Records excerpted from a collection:
_ _ _ _
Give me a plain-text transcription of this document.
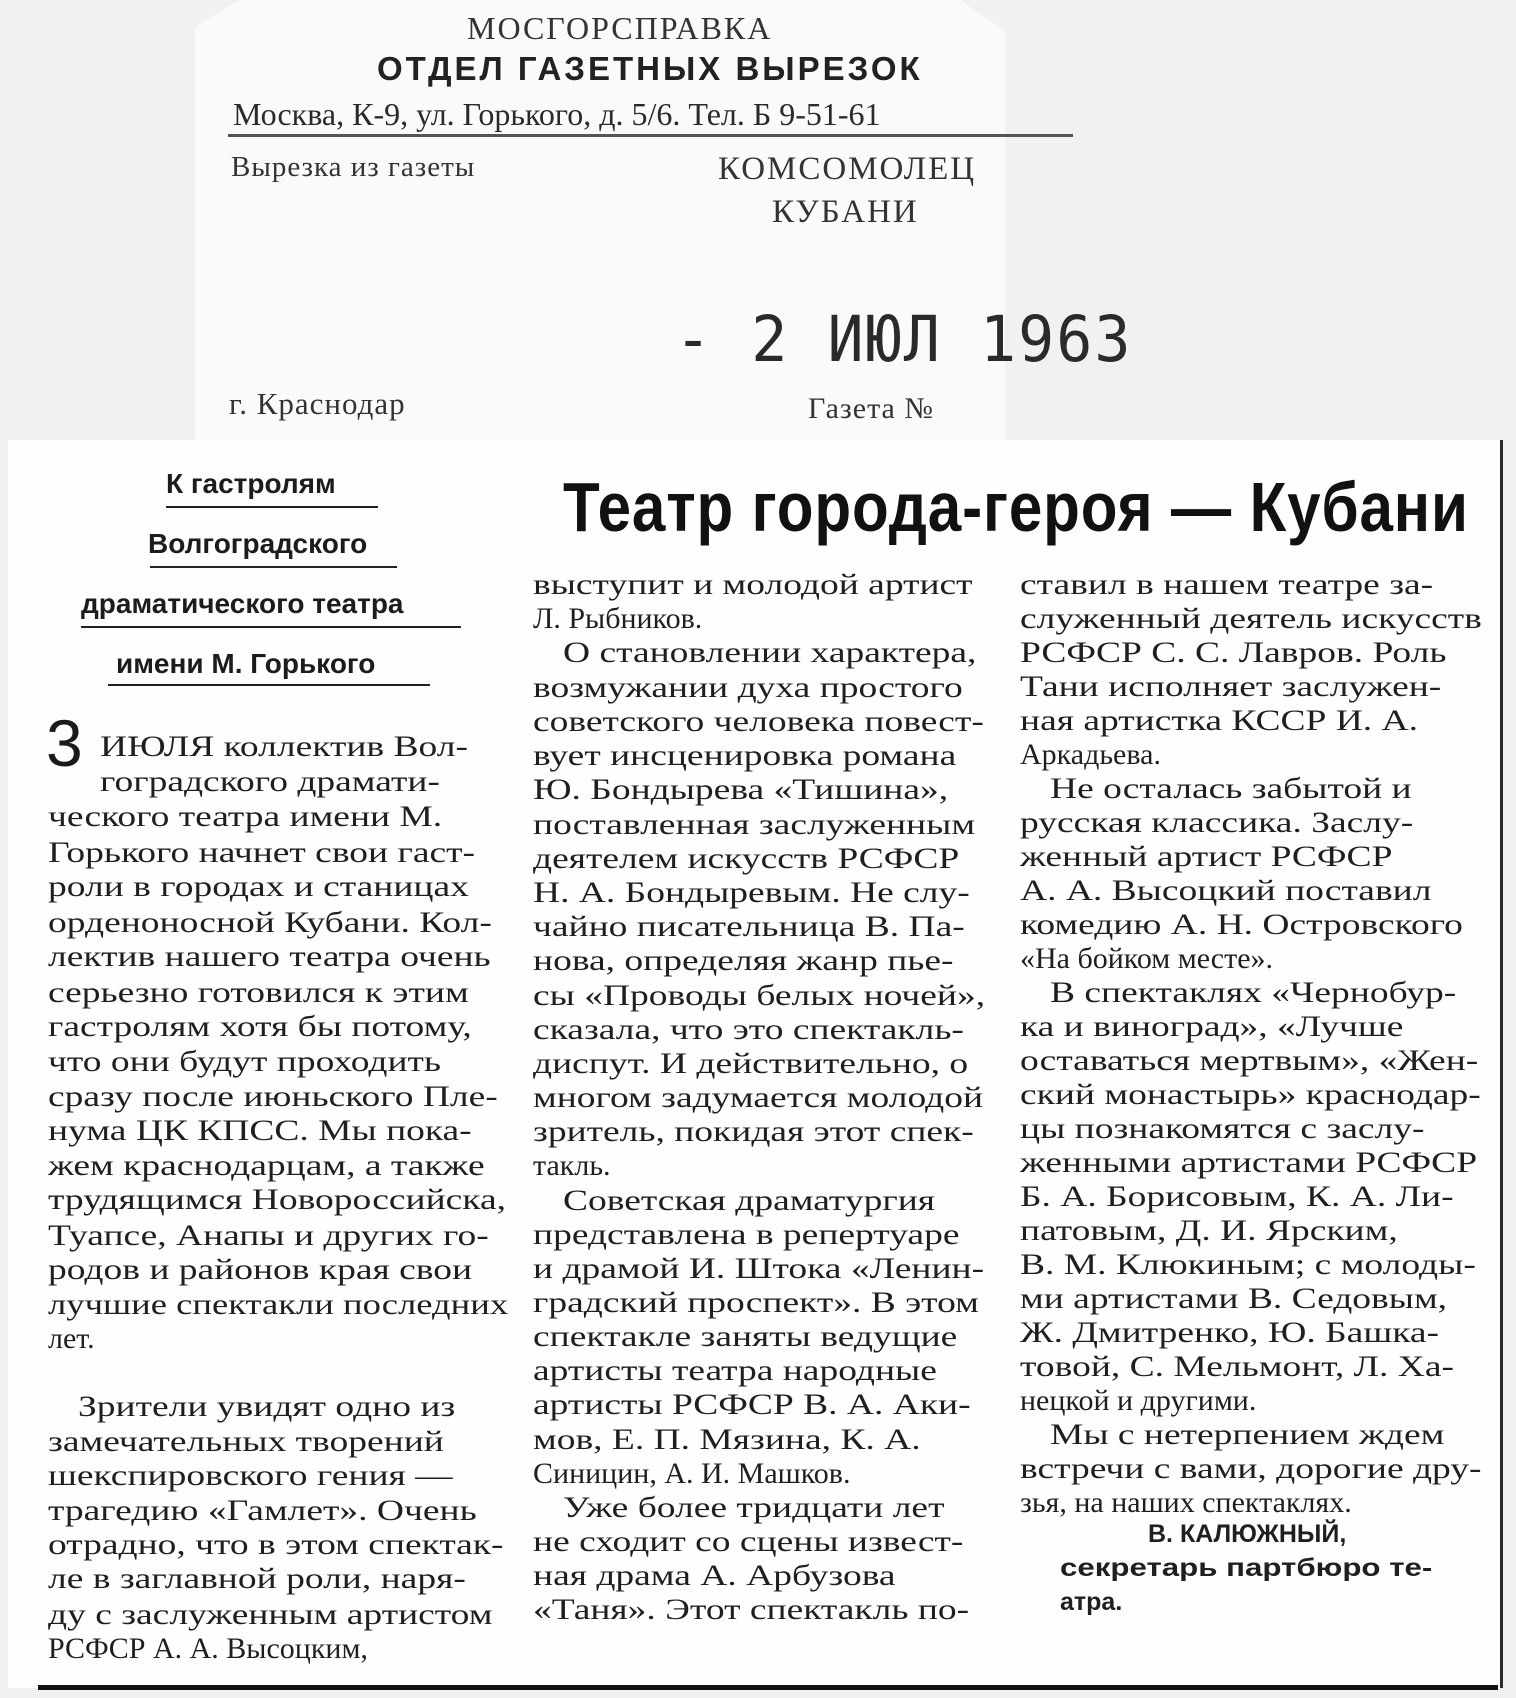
МОСГОРСПРАВКА

ОТДЕЛ ГАЗЕТНЫХ ВЫРЕЗОК

Москва, К-9, ул. Горького, д. 5/6. Тел. Б 9-51-61

Вырезка из газеты	КОМСОМОЛЕЦ

КУБАНИ

- 2 ИЮЛ 1963

г. Краснодар	Газета №

К гастролям

Волгоградского

драматического театра

имени М. Горького

Театр города-героя — Кубани
3 ИЮЛЯ коллектив Вол-
гоградского драмати-
ческого театра имени М.
Горького начнет свои гаст-
роли в городах и станицах
орденоносной Кубани. Кол-
лектив нашего театра очень
серьезно готовился к этим
гастролям хотя бы потому,
что они будут проходить
сразу после июньского Пле-
нума ЦК КПСС. Мы пока-
жем краснодарцам, а также
трудящимся Новороссийска,
Туапсе, Анапы и других го-
родов и районов края свои
лучшие спектакли последних
лет.
Зрители увидят одно из
замечательных творений
шекспировского гения —
трагедию «Гамлет». Очень
отрадно, что в этом спектак-
ле в заглавной роли, наря-
ду с заслуженным артистом
РСФСР А. А. Высоцким,
выступит и молодой артист
Л. Рыбников.
О становлении характера,
возмужании духа простого
советского человека повест-
вует инсценировка романа
Ю. Бондырева «Тишина»,
поставленная заслуженным
деятелем искусств РСФСР
Н. А. Бондыревым. Не слу-
чайно писательница В. Па-
нова, определяя жанр пье-
сы «Проводы белых ночей»,
сказала, что это спектакль-
диспут. И действительно, о
многом задумается молодой
зритель, покидая этот спек-
такль.
Советская драматургия
представлена в репертуаре
и драмой И. Штока «Ленин-
градский проспект». В этом
спектакле заняты ведущие
артисты театра народные
артисты РСФСР В. А. Аки-
мов, Е. П. Мязина, К. А.
Синицин, А. И. Машков.
Уже более тридцати лет
не сходит со сцены извест-
ная драма А. Арбузова
«Таня». Этот спектакль по-
ставил в нашем театре за-
служенный деятель искусств
РСФСР С. С. Лавров. Роль
Тани исполняет заслужен-
ная артистка КССР И. А.
Аркадьева.
Не осталась забытой и
русская классика. Заслу-
женный артист РСФСР
А. А. Высоцкий поставил
комедию А. Н. Островского
«На бойком месте».
В спектаклях «Чернобур-
ка и виноград», «Лучше
оставаться мертвым», «Жен-
ский монастырь» краснодар-
цы познакомятся с заслу-
женными артистами РСФСР
Б. А. Борисовым, К. А. Ли-
патовым, Д. И. Ярским,
В. М. Клюкиным; с молоды-
ми артистами В. Седовым,
Ж. Дмитренко, Ю. Башка-
товой, С. Мельмонт, Л. Ха-
нецкой и другими.
Мы с нетерпением ждем
встречи с вами, дорогие дру-
зья, на наших спектаклях.
В. КАЛЮЖНЫЙ,
секретарь партбюро те-
атра.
_ _ _ _
Required task: Copy every line above that includes the string "свои".

Solution to this task:
Горького начнет свои гаст-
родов и районов края свои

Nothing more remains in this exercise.